DO THIS:
Find the lines holding the word "manera" and collect them.

^^^^

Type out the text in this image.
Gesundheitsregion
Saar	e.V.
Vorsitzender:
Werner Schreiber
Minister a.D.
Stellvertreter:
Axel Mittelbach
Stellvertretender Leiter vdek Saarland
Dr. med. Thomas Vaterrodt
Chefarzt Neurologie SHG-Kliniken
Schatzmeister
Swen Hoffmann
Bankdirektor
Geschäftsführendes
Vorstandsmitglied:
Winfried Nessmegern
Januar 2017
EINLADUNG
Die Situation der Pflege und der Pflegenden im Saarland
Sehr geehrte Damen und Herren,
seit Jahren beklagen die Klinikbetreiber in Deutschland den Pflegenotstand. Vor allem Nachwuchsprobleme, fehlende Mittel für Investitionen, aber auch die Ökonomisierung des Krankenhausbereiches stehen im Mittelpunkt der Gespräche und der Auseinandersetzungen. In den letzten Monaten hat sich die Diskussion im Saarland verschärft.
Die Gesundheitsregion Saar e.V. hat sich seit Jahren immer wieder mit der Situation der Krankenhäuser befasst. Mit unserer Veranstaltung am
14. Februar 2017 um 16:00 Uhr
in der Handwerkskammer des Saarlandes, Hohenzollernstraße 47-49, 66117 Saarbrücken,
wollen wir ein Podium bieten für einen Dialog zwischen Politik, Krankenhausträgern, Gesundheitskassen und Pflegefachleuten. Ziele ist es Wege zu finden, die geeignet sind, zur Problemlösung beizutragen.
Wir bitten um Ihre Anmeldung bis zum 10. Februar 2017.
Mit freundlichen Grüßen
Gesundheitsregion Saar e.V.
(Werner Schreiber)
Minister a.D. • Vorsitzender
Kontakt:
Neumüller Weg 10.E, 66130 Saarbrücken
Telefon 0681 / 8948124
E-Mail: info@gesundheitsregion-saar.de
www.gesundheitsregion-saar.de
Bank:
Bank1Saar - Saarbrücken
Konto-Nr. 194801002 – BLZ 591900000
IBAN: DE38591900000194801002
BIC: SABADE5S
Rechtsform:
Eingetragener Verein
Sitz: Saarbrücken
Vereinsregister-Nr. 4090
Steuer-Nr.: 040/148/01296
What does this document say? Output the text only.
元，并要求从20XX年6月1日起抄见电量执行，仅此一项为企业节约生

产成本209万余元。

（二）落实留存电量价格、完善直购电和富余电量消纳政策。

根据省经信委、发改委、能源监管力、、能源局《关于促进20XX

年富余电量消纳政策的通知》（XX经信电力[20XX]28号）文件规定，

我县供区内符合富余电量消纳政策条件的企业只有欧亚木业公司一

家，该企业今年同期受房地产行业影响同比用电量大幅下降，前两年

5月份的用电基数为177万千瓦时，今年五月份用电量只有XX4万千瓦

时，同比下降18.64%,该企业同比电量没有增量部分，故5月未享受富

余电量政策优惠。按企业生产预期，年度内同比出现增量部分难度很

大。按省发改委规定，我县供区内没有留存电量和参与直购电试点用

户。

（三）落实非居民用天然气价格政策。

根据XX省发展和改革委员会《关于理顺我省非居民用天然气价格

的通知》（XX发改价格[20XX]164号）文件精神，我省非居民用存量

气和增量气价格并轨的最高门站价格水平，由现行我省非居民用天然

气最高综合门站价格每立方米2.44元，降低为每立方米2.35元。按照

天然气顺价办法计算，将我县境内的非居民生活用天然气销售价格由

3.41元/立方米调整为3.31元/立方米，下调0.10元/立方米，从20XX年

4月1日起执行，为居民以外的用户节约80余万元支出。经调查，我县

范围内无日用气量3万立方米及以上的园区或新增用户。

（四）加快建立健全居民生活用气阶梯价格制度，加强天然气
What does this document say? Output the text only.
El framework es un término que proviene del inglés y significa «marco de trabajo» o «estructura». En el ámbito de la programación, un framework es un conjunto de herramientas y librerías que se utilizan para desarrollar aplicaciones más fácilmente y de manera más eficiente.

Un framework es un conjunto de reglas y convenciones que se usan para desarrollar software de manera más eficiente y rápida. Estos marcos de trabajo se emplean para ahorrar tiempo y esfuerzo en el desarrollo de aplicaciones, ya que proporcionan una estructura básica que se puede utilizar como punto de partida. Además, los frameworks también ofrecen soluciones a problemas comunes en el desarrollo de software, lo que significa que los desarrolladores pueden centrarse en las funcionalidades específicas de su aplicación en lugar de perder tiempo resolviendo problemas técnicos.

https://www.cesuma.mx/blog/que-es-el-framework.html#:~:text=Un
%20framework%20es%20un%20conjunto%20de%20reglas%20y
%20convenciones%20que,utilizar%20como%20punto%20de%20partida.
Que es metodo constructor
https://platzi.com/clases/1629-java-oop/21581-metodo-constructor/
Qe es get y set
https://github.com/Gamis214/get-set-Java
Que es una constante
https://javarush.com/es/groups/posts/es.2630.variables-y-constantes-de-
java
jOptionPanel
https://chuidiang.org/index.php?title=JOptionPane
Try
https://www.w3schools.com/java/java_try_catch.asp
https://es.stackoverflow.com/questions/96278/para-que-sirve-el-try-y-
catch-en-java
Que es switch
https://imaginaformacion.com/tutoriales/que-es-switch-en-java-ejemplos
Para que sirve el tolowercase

^^^^

RESULT OF THIS TASK:
El framework es un término que proviene del inglés y significa «marco de trabajo» o «estructura». En el ámbito de la programación, un framework es un conjunto de herramientas y librerías que se utilizan para desarrollar aplicaciones más fácilmente y de manera más eficiente.
Un framework es un conjunto de reglas y convenciones que se usan para desarrollar software de manera más eficiente y rápida. Estos marcos de trabajo se emplean para ahorrar tiempo y esfuerzo en el desarrollo de aplicaciones, ya que proporcionan una estructura básica que se puede utilizar como punto de partida. Además, los frameworks también ofrecen soluciones a problemas comunes en el desarrollo de software, lo que significa que los desarrolladores pueden centrarse en las funcionalidades específicas de su aplicación en lugar de perder tiempo resolviendo problemas técnicos.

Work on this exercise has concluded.